_What is required:_
Pick out each line with the word "registered" from the material that follows.

# start of Extracted information

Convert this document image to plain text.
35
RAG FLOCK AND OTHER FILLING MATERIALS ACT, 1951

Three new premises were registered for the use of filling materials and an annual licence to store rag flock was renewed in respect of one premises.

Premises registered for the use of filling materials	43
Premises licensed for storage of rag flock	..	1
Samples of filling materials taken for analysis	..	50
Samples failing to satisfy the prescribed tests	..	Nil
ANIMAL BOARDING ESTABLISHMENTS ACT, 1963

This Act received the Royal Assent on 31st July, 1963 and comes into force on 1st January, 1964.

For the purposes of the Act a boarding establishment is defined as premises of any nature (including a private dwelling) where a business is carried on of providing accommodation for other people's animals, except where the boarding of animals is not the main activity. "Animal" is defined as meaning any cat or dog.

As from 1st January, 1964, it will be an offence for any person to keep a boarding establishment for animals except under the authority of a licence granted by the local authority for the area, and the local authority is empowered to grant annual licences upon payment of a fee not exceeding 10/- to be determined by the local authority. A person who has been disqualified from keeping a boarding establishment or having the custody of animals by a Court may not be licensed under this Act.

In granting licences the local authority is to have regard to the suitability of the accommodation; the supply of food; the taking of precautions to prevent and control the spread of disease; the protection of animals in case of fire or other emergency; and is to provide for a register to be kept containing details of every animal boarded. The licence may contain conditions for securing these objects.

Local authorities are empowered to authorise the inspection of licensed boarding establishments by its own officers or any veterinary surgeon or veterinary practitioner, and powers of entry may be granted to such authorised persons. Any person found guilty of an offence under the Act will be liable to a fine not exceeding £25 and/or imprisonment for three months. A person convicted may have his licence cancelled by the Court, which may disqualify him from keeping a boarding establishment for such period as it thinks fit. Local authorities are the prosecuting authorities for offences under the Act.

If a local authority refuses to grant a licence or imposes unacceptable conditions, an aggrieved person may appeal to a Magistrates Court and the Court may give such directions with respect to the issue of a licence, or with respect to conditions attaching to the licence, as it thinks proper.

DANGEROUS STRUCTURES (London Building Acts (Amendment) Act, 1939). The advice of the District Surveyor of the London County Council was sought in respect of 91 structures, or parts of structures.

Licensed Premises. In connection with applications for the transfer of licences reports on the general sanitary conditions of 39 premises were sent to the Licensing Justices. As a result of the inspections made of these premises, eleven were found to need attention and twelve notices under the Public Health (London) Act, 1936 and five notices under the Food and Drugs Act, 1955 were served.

# end of Extracted information

_Task result:_
Three new premises were registered for the use of filling materials and an annual licence to store rag flock was renewed in respect of one premises.
Premises registered for the use of filling materials	43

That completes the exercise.